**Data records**

******

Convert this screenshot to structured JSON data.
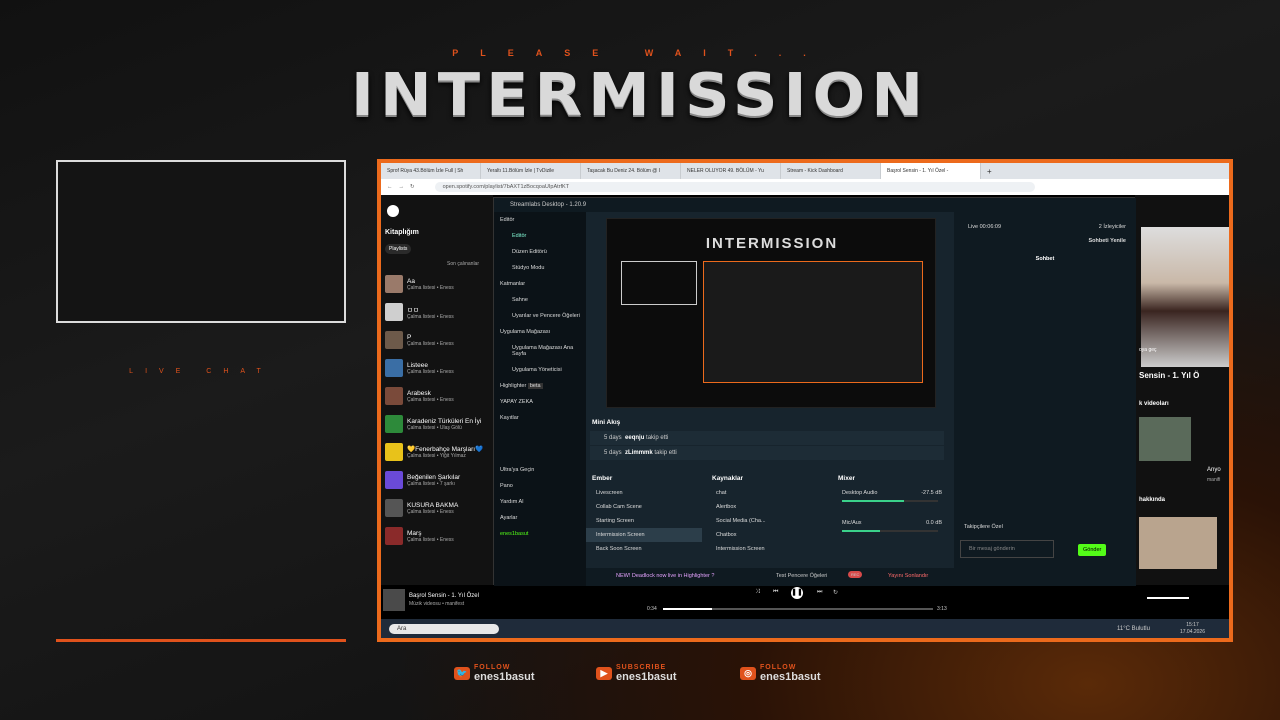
{
  "overlay": {
    "please_wait": "PLEASE WAIT...",
    "title": "INTERMISSION",
    "live_chat": "LIVE CHAT"
  },
  "browser": {
    "tabs": [
      "Sprof Rüya 43.Bölüm İzle Full | Sh",
      "Yeraltı 11.Bölüm İzle | TvDizile",
      "Taşacak Bu Deniz 24. Bölüm @ I",
      "NELER OLUYOR 49. BÖLÜM - Yu",
      "Stream - Kick Dashboard",
      "Başrol Sensin - 1. Yıl Özel -"
    ],
    "url": "open.spotify.com/playlist/7bAXT1zBocqoaUIpAtrfKT"
  },
  "spotify": {
    "library": "Kitaplığım",
    "filter": "Playlists",
    "sort": "Son çalınanlar",
    "playlists": [
      {
        "name": "Aa",
        "meta": "Çalma listesi • Eness",
        "color": "#9a7a6a"
      },
      {
        "name": "ㅁㅁ",
        "meta": "Çalma listesi • Eness",
        "color": "#cfcfcf"
      },
      {
        "name": "P",
        "meta": "Çalma listesi • Eness",
        "color": "#6d5a4a"
      },
      {
        "name": "Listeee",
        "meta": "Çalma listesi • Eness",
        "color": "#3a6ea5"
      },
      {
        "name": "Arabesk",
        "meta": "Çalma listesi • Eness",
        "color": "#7a4a3a"
      },
      {
        "name": "Karadeniz Türküleri En İyi",
        "meta": "Çalma listesi • Ulaş Gölü",
        "color": "#2d8a3a"
      },
      {
        "name": "💛Fenerbahçe Marşları💙",
        "meta": "Çalma listesi • Yiğit Yılmaz",
        "color": "#e8c21a"
      },
      {
        "name": "Beğenilen Şarkılar",
        "meta": "Çalma listesi • 7 şarkı",
        "color": "#6a4ad8"
      },
      {
        "name": "KUSURA BAKMA",
        "meta": "Çalma listesi • Eness",
        "color": "#555"
      },
      {
        "name": "Marş",
        "meta": "Çalma listesi • Eness",
        "color": "#8a2a2a"
      }
    ],
    "now_playing": {
      "title": "Başrol Sensin - 1. Yıl Özel",
      "artist": "Müzik videosu • manifest",
      "elapsed": "0:34",
      "duration": "3:13",
      "progress": 0.18
    },
    "right_title": "Sensin - 1. Yıl Ö",
    "right_section": "k videoları",
    "right_label": "Anyo",
    "right_sub": "manifi",
    "right_item": "hakkında",
    "right_small": "oya geç"
  },
  "streamlabs": {
    "window_title": "Streamlabs Desktop - 1.20.9",
    "nav": {
      "editor_group": "Editör",
      "editor": "Editör",
      "layout": "Düzen Editörü",
      "studio": "Stüdyo Modu",
      "layers": "Katmanlar",
      "scene": "Sahne",
      "widgets": "Uyarılar ve Pencere Öğeleri",
      "store": "Uygulama Mağazası",
      "store_page": "Uygulama Mağazası Ana Sayfa",
      "app_mgr": "Uygulama Yöneticisi",
      "highlighter": "Highlighter",
      "beta": "beta",
      "ai": "YAPAY ZEKA",
      "recordings": "Kayıtlar",
      "ultra": "Ultra'ya Geçin",
      "dashboard": "Pano",
      "help": "Yardım Al",
      "settings": "Ayarlar",
      "user": "enes1basut"
    },
    "mini_feed": {
      "title": "Mini Akış",
      "rows": [
        {
          "time": "5 days",
          "user": "eeqnju",
          "action": "takip etti"
        },
        {
          "time": "5 days",
          "user": "zLimmmk",
          "action": "takip etti"
        }
      ]
    },
    "scenes": {
      "title": "Ember",
      "items": [
        "Livescreen",
        "Collab Cam Scene",
        "Starting Screen",
        "Intermission Screen",
        "Back Soon Screen"
      ],
      "selected": 3
    },
    "sources": {
      "title": "Kaynaklar",
      "items": [
        "chat",
        "Alertbox",
        "Social Media (Cha...",
        "Chatbox",
        "Intermission Screen"
      ]
    },
    "mixer": {
      "title": "Mixer",
      "ch1": "Desktop Audio",
      "ch1_db": "-27.5 dB",
      "ch1_level": 0.65,
      "ch2": "Mic/Aux",
      "ch2_db": "0.0 dB",
      "ch2_level": 0.4
    },
    "bottom": {
      "news": "NEW! Deadlock now live in Highlighter ?",
      "test": "Test Pencere Öğeleri",
      "rec": "REC",
      "go_live": "Yayını Sonlandır"
    },
    "chat": {
      "live": "Live 00:06:09",
      "viewers": "2 İzleyiciler",
      "refresh": "Sohbeti Yenile",
      "tab": "Sohbet",
      "followers": "Takipçilere Özel",
      "placeholder": "Bir mesaj gönderin",
      "send": "Gönder"
    }
  },
  "taskbar": {
    "search": "Ara",
    "weather": "11°C Bulutlu",
    "time": "15:17",
    "date": "17.04.2026"
  },
  "social": [
    {
      "label": "FOLLOW",
      "handle": "enes1basut",
      "icon": "twitter-icon",
      "color": "#e0521c",
      "glyph": "🐦"
    },
    {
      "label": "SUBSCRIBE",
      "handle": "enes1basut",
      "icon": "youtube-icon",
      "color": "#e0521c",
      "glyph": "▶"
    },
    {
      "label": "FOLLOW",
      "handle": "enes1basut",
      "icon": "instagram-icon",
      "color": "#e0521c",
      "glyph": "◎"
    }
  ],
  "colors": {
    "accent": "#ec6a1c",
    "spotify_green": "#1ed760",
    "kick_green": "#53fc18"
  }
}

******

**INSTRUCTIONS FOR THE TASK**
In the listing, find every line containing the word "Highlighter" and list it.

**OUTPUT OF THE EXERCISE**
      "highlighter": "Highlighter",
      "news": "NEW! Deadlock now live in Highlighter ?",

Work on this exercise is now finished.